Part of a data file
** START **

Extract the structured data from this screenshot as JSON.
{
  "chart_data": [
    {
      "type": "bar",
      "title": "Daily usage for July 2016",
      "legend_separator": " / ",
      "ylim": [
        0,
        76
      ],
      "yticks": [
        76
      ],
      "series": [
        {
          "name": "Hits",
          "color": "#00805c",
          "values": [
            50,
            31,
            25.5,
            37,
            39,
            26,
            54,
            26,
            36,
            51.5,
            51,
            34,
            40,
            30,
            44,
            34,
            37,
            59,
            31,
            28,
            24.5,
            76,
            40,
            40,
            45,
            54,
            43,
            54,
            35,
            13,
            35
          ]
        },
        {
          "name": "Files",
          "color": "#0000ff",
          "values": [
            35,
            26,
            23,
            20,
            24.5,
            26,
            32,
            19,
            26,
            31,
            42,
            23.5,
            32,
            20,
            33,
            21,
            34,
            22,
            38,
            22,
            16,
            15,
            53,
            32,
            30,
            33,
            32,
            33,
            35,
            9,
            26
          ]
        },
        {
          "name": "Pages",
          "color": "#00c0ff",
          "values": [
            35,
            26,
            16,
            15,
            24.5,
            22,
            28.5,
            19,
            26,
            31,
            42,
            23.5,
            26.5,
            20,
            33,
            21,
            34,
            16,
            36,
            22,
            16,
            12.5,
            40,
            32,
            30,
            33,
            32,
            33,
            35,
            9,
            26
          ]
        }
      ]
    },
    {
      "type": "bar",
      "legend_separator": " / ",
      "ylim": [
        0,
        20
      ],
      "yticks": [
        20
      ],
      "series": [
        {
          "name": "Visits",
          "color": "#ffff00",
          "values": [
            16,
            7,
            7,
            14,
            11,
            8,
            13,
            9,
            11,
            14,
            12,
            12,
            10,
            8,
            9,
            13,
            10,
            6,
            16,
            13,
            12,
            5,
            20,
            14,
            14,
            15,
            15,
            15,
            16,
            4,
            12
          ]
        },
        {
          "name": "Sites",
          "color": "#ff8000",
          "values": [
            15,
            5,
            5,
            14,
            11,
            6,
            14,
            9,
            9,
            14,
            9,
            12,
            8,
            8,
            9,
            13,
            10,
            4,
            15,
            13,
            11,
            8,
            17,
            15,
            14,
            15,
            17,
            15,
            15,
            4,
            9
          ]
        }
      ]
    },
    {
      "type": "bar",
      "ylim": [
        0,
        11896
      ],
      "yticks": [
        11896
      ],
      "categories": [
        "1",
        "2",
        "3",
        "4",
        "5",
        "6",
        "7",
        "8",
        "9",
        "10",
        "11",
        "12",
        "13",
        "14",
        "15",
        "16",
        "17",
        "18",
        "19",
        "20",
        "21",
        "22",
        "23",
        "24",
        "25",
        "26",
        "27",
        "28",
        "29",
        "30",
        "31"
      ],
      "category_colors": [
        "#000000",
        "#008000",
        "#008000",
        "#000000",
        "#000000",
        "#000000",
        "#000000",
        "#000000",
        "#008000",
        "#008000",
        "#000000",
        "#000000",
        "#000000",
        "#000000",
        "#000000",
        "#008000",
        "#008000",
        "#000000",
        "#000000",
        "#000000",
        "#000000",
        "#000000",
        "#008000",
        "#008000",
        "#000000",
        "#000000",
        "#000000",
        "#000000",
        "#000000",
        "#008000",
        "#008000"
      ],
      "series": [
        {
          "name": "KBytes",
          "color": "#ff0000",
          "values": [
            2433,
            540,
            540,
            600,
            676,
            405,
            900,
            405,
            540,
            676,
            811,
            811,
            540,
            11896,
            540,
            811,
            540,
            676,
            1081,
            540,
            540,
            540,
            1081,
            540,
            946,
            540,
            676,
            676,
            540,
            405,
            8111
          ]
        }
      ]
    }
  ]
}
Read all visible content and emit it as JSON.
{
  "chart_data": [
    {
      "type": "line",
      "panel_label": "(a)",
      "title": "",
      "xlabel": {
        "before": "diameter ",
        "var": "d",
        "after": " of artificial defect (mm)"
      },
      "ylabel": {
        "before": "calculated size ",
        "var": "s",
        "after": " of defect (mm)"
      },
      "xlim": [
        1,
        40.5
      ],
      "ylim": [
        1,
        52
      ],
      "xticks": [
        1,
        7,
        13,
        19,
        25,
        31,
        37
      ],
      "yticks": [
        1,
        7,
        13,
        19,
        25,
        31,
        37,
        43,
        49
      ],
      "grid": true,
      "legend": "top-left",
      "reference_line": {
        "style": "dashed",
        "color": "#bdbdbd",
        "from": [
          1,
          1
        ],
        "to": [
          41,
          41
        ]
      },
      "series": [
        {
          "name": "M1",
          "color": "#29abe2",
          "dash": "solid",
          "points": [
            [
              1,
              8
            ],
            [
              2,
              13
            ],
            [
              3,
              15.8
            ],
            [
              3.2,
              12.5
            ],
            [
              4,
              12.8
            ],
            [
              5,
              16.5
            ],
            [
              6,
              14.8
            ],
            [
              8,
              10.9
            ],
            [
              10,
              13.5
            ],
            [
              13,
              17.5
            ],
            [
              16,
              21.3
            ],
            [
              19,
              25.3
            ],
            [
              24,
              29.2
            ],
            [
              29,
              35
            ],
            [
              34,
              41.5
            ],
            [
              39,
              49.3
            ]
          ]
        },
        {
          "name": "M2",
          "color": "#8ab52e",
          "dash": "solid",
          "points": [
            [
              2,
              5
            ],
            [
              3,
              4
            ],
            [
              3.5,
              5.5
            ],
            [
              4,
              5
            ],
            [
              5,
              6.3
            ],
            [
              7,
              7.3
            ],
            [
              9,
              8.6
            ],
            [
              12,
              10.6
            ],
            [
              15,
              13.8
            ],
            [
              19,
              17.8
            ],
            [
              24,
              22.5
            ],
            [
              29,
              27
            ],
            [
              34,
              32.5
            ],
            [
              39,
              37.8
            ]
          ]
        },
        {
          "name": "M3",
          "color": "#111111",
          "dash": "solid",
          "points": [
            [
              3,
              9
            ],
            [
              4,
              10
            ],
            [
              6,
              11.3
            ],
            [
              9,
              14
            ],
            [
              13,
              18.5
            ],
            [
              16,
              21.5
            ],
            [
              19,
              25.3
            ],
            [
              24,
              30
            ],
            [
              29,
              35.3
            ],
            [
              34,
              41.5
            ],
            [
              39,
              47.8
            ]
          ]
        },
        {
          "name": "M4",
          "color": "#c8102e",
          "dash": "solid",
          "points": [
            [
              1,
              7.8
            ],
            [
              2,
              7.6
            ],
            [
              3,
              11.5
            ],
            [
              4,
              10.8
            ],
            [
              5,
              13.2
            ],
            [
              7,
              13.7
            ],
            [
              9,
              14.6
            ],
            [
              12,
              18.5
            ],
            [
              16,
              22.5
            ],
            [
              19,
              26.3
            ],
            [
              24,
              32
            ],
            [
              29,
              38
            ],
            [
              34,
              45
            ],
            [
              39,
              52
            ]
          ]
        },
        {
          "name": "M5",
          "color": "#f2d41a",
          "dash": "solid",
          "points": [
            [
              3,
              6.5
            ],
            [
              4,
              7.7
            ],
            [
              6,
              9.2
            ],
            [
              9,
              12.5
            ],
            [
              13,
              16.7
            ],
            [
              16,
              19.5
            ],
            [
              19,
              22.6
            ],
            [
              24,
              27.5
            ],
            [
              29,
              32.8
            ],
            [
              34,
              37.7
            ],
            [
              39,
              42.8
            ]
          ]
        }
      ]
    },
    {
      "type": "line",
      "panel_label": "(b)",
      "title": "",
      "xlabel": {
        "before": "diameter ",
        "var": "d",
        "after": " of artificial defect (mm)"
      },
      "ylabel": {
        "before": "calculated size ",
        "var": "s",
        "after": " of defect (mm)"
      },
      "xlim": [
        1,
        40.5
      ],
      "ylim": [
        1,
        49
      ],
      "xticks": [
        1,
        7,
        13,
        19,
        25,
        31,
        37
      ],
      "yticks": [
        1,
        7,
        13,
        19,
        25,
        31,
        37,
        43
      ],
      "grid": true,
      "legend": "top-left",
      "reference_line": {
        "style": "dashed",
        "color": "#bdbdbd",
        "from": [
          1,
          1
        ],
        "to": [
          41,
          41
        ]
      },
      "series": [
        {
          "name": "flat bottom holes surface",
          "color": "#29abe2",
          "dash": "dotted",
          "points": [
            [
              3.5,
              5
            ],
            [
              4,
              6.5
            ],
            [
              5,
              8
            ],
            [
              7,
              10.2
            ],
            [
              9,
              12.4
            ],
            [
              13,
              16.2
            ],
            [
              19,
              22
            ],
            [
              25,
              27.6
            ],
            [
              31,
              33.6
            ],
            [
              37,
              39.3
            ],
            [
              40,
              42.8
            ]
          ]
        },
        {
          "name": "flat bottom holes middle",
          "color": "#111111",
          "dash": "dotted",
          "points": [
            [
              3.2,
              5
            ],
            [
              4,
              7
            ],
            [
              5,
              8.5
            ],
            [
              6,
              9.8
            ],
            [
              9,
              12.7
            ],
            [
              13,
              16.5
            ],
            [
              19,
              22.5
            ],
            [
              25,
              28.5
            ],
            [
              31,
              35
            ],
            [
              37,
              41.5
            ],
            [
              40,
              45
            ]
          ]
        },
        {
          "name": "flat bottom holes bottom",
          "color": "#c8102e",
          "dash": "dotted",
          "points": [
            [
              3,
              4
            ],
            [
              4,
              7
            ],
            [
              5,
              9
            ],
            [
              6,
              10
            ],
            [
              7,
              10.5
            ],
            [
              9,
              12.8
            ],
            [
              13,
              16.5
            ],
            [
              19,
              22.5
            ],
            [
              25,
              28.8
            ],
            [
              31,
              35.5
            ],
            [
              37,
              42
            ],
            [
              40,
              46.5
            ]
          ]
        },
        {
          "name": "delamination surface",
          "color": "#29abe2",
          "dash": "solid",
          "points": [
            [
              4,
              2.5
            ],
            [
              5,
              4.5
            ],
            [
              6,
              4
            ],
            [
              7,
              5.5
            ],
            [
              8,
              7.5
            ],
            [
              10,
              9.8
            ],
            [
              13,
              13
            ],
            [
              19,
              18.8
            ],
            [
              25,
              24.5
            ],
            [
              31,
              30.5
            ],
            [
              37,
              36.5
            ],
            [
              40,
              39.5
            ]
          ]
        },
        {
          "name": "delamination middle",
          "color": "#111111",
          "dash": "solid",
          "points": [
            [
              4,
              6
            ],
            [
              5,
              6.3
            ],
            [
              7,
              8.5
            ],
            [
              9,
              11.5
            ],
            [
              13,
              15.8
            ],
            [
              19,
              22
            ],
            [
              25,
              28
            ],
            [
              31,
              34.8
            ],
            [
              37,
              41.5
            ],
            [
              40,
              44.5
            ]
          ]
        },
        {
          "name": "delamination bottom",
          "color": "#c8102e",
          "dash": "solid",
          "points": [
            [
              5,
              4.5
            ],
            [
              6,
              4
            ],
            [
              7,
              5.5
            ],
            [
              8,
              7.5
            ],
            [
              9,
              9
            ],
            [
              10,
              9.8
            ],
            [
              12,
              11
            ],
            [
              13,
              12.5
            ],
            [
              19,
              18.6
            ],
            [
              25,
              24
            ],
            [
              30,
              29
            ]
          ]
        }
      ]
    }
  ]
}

** END **

What you are asked to do: Return only the number of lines in the data that contain "delamination".

Response below: 3